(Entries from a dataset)
......

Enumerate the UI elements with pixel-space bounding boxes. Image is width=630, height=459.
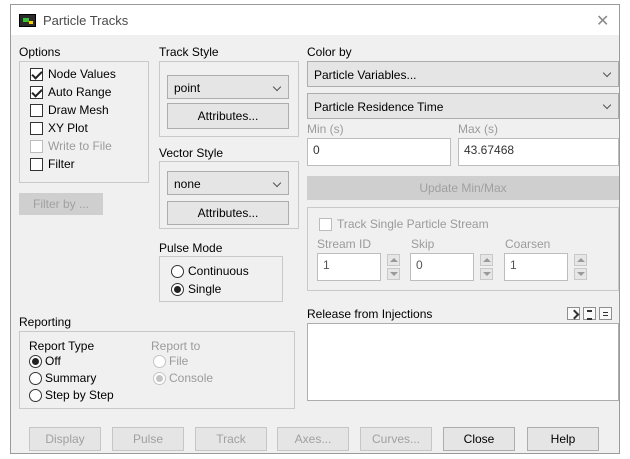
track-style-heading: Track Style bbox=[159, 45, 219, 59]
xy-plot-checkbox[interactable] bbox=[30, 122, 43, 135]
report-step-by-step-radio[interactable] bbox=[29, 389, 42, 402]
spin-down-icon[interactable] bbox=[387, 268, 400, 280]
color-by-variable-dropdown[interactable]: Particle Residence Time bbox=[307, 93, 619, 119]
report-off-label: Off bbox=[45, 354, 61, 368]
display-button[interactable]: Display bbox=[29, 427, 101, 451]
filter-checkbox[interactable] bbox=[30, 158, 43, 171]
pulse-button[interactable]: Pulse bbox=[112, 427, 184, 451]
color-by-heading: Color by bbox=[307, 45, 352, 59]
xy-plot-label: XY Plot bbox=[48, 121, 88, 135]
filter-by-button[interactable]: Filter by ... bbox=[19, 193, 103, 215]
report-to-file-radio[interactable] bbox=[153, 355, 166, 368]
report-to-console-radio[interactable] bbox=[153, 372, 166, 385]
max-field[interactable]: 43.67468 bbox=[458, 138, 619, 166]
title-bar: Particle Tracks ✕ bbox=[11, 5, 619, 35]
track-attributes-button[interactable]: Attributes... bbox=[167, 103, 289, 129]
chevron-down-icon bbox=[602, 68, 612, 78]
deselect-all-icon[interactable] bbox=[599, 307, 612, 320]
release-from-injections-heading: Release from Injections bbox=[307, 307, 433, 321]
spin-up-icon[interactable] bbox=[387, 254, 400, 266]
report-summary-radio[interactable] bbox=[29, 372, 42, 385]
min-field[interactable]: 0 bbox=[307, 138, 451, 166]
skip-label: Skip bbox=[411, 237, 435, 251]
spin-down-icon[interactable] bbox=[480, 268, 493, 280]
report-to-console-label: Console bbox=[169, 371, 214, 385]
list-icon[interactable] bbox=[583, 307, 596, 320]
report-step-by-step-label: Step by Step bbox=[45, 388, 114, 402]
track-single-stream-label: Track Single Particle Stream bbox=[337, 217, 489, 231]
auto-range-label: Auto Range bbox=[48, 85, 112, 99]
single-label: Single bbox=[188, 282, 222, 296]
color-by-variable-value: Particle Residence Time bbox=[314, 100, 444, 114]
chevron-down-icon bbox=[602, 100, 612, 110]
coarsen-label: Coarsen bbox=[505, 237, 551, 251]
track-style-dropdown[interactable]: point bbox=[167, 75, 289, 99]
button-bar: Display Pulse Track Axes... Curves... Cl… bbox=[11, 423, 619, 453]
options-heading: Options bbox=[19, 45, 61, 59]
color-by-category-dropdown[interactable]: Particle Variables... bbox=[307, 61, 619, 87]
single-radio[interactable] bbox=[171, 283, 184, 296]
continuous-label: Continuous bbox=[188, 264, 249, 278]
curves-button[interactable]: Curves... bbox=[360, 427, 432, 451]
coarsen-spinner[interactable] bbox=[574, 254, 587, 280]
stream-id-label: Stream ID bbox=[317, 237, 372, 251]
max-label: Max (s) bbox=[458, 122, 498, 136]
continuous-radio[interactable] bbox=[171, 265, 184, 278]
draw-mesh-label: Draw Mesh bbox=[48, 103, 109, 117]
particle-tracks-dialog: Particle Tracks ✕ Options Node Values Au… bbox=[10, 4, 620, 454]
skip-field[interactable]: 0 bbox=[410, 253, 474, 281]
window-title: Particle Tracks bbox=[43, 13, 129, 28]
chevron-down-icon bbox=[272, 82, 282, 92]
min-label: Min (s) bbox=[307, 122, 344, 136]
spin-up-icon[interactable] bbox=[480, 254, 493, 266]
report-to-file-label: File bbox=[169, 354, 189, 368]
app-icon bbox=[19, 14, 36, 27]
skip-spinner[interactable] bbox=[480, 254, 493, 280]
report-off-radio[interactable] bbox=[29, 355, 42, 368]
close-button[interactable]: Close bbox=[443, 427, 515, 451]
filter-label: Filter bbox=[48, 157, 75, 171]
node-values-checkbox[interactable] bbox=[30, 68, 43, 81]
update-min-max-button[interactable]: Update Min/Max bbox=[307, 176, 619, 200]
injections-list[interactable] bbox=[307, 323, 619, 401]
stream-id-spinner[interactable] bbox=[387, 254, 400, 280]
reporting-heading: Reporting bbox=[19, 315, 72, 329]
color-by-category-value: Particle Variables... bbox=[314, 68, 417, 82]
draw-mesh-checkbox[interactable] bbox=[30, 104, 43, 117]
select-all-icon[interactable] bbox=[567, 307, 580, 320]
track-single-stream-checkbox[interactable] bbox=[319, 218, 332, 231]
close-window-icon[interactable]: ✕ bbox=[596, 11, 609, 31]
vector-attributes-button[interactable]: Attributes... bbox=[167, 201, 289, 225]
coarsen-field[interactable]: 1 bbox=[504, 253, 568, 281]
track-style-value: point bbox=[174, 81, 201, 95]
write-to-file-checkbox[interactable] bbox=[30, 140, 43, 153]
chevron-down-icon bbox=[272, 178, 282, 188]
write-to-file-label: Write to File bbox=[48, 139, 112, 153]
report-to-label: Report to bbox=[151, 339, 201, 353]
report-type-label: Report Type bbox=[29, 339, 95, 353]
help-button[interactable]: Help bbox=[527, 427, 599, 451]
vector-style-heading: Vector Style bbox=[159, 146, 224, 160]
spin-up-icon[interactable] bbox=[574, 254, 587, 266]
auto-range-checkbox[interactable] bbox=[30, 86, 43, 99]
axes-button[interactable]: Axes... bbox=[277, 427, 349, 451]
vector-style-dropdown[interactable]: none bbox=[167, 171, 289, 195]
vector-style-value: none bbox=[174, 177, 201, 191]
stream-id-field[interactable]: 1 bbox=[317, 253, 381, 281]
pulse-mode-heading: Pulse Mode bbox=[159, 241, 223, 255]
track-button[interactable]: Track bbox=[195, 427, 267, 451]
node-values-label: Node Values bbox=[48, 67, 116, 81]
report-summary-label: Summary bbox=[45, 371, 97, 385]
spin-down-icon[interactable] bbox=[574, 268, 587, 280]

......

### Set problem:
Reproduce these lines word for word, including all of them but leaving out the pictures.

### Exercise solution:
Enumerate the UI elements with pixel-space bounding boxes. Image is width=630, height=459.
track-style-heading: Track Style bbox=[159, 45, 219, 59]
xy-plot-checkbox[interactable] bbox=[30, 122, 43, 135]
report-step-by-step-radio[interactable] bbox=[29, 389, 42, 402]
spin-down-icon[interactable] bbox=[387, 268, 400, 280]
color-by-variable-dropdown[interactable]: Particle Residence Time bbox=[307, 93, 619, 119]
report-off-label: Off bbox=[45, 354, 61, 368]
display-button[interactable]: Display bbox=[29, 427, 101, 451]
filter-checkbox[interactable] bbox=[30, 158, 43, 171]
pulse-button[interactable]: Pulse bbox=[112, 427, 184, 451]
color-by-heading: Color by bbox=[307, 45, 352, 59]
xy-plot-label: XY Plot bbox=[48, 121, 88, 135]
filter-by-button[interactable]: Filter by ... bbox=[19, 193, 103, 215]
report-to-file-radio[interactable] bbox=[153, 355, 166, 368]
report-to-console-radio[interactable] bbox=[153, 372, 166, 385]
max-field[interactable]: 43.67468 bbox=[458, 138, 619, 166]
title-bar: Particle Tracks ✕ bbox=[11, 5, 619, 35]
track-attributes-button[interactable]: Attributes... bbox=[167, 103, 289, 129]
chevron-down-icon bbox=[602, 68, 612, 78]
deselect-all-icon[interactable] bbox=[599, 307, 612, 320]
release-from-injections-heading: Release from Injections bbox=[307, 307, 433, 321]
spin-up-icon[interactable] bbox=[387, 254, 400, 266]
report-summary-radio[interactable] bbox=[29, 372, 42, 385]
min-field[interactable]: 0 bbox=[307, 138, 451, 166]
skip-label: Skip bbox=[411, 237, 435, 251]
spin-down-icon[interactable] bbox=[480, 268, 493, 280]
report-to-console-label: Console bbox=[169, 371, 214, 385]
list-icon[interactable] bbox=[583, 307, 596, 320]
report-step-by-step-label: Step by Step bbox=[45, 388, 114, 402]
track-single-stream-label: Track Single Particle Stream bbox=[337, 217, 489, 231]
auto-range-label: Auto Range bbox=[48, 85, 112, 99]
single-label: Single bbox=[188, 282, 222, 296]
color-by-variable-value: Particle Residence Time bbox=[314, 100, 444, 114]
chevron-down-icon bbox=[602, 100, 612, 110]
coarsen-label: Coarsen bbox=[505, 237, 551, 251]
track-style-dropdown[interactable]: point bbox=[167, 75, 289, 99]
button-bar: Display Pulse Track Axes... Curves... Cl… bbox=[11, 423, 619, 453]
options-heading: Options bbox=[19, 45, 61, 59]
color-by-category-dropdown[interactable]: Particle Variables... bbox=[307, 61, 619, 87]
single-radio[interactable] bbox=[171, 283, 184, 296]
continuous-label: Continuous bbox=[188, 264, 249, 278]
curves-button[interactable]: Curves... bbox=[360, 427, 432, 451]
coarsen-spinner[interactable] bbox=[574, 254, 587, 280]
stream-id-label: Stream ID bbox=[317, 237, 372, 251]
max-label: Max (s) bbox=[458, 122, 498, 136]
continuous-radio[interactable] bbox=[171, 265, 184, 278]
draw-mesh-label: Draw Mesh bbox=[48, 103, 109, 117]
particle-tracks-dialog: Particle Tracks ✕ Options Node Values Au… bbox=[10, 4, 620, 454]
skip-field[interactable]: 0 bbox=[410, 253, 474, 281]
window-title: Particle Tracks bbox=[43, 13, 129, 28]
chevron-down-icon bbox=[272, 82, 282, 92]
min-label: Min (s) bbox=[307, 122, 344, 136]
spin-up-icon[interactable] bbox=[480, 254, 493, 266]
report-to-file-label: File bbox=[169, 354, 189, 368]
app-icon bbox=[19, 14, 36, 27]
skip-spinner[interactable] bbox=[480, 254, 493, 280]
report-off-radio[interactable] bbox=[29, 355, 42, 368]
close-button[interactable]: Close bbox=[443, 427, 515, 451]
filter-label: Filter bbox=[48, 157, 75, 171]
node-values-checkbox[interactable] bbox=[30, 68, 43, 81]
update-min-max-button[interactable]: Update Min/Max bbox=[307, 176, 619, 200]
injections-list[interactable] bbox=[307, 323, 619, 401]
stream-id-spinner[interactable] bbox=[387, 254, 400, 280]
reporting-heading: Reporting bbox=[19, 315, 72, 329]
color-by-category-value: Particle Variables... bbox=[314, 68, 417, 82]
draw-mesh-checkbox[interactable] bbox=[30, 104, 43, 117]
select-all-icon[interactable] bbox=[567, 307, 580, 320]
track-single-stream-checkbox[interactable] bbox=[319, 218, 332, 231]
close-window-icon[interactable]: ✕ bbox=[596, 11, 609, 31]
vector-attributes-button[interactable]: Attributes... bbox=[167, 201, 289, 225]
coarsen-field[interactable]: 1 bbox=[504, 253, 568, 281]
track-style-value: point bbox=[174, 81, 201, 95]
write-to-file-checkbox[interactable] bbox=[30, 140, 43, 153]
chevron-down-icon bbox=[272, 178, 282, 188]
write-to-file-label: Write to File bbox=[48, 139, 112, 153]
report-to-label: Report to bbox=[151, 339, 201, 353]
report-type-label: Report Type bbox=[29, 339, 95, 353]
help-button[interactable]: Help bbox=[527, 427, 599, 451]
vector-style-heading: Vector Style bbox=[159, 146, 224, 160]
spin-up-icon[interactable] bbox=[574, 254, 587, 266]
auto-range-checkbox[interactable] bbox=[30, 86, 43, 99]
axes-button[interactable]: Axes... bbox=[277, 427, 349, 451]
vector-style-dropdown[interactable]: none bbox=[167, 171, 289, 195]
vector-style-value: none bbox=[174, 177, 201, 191]
stream-id-field[interactable]: 1 bbox=[317, 253, 381, 281]
pulse-mode-heading: Pulse Mode bbox=[159, 241, 223, 255]
track-button[interactable]: Track bbox=[195, 427, 267, 451]
node-values-label: Node Values bbox=[48, 67, 116, 81]
report-summary-label: Summary bbox=[45, 371, 97, 385]
spin-down-icon[interactable] bbox=[574, 268, 587, 280]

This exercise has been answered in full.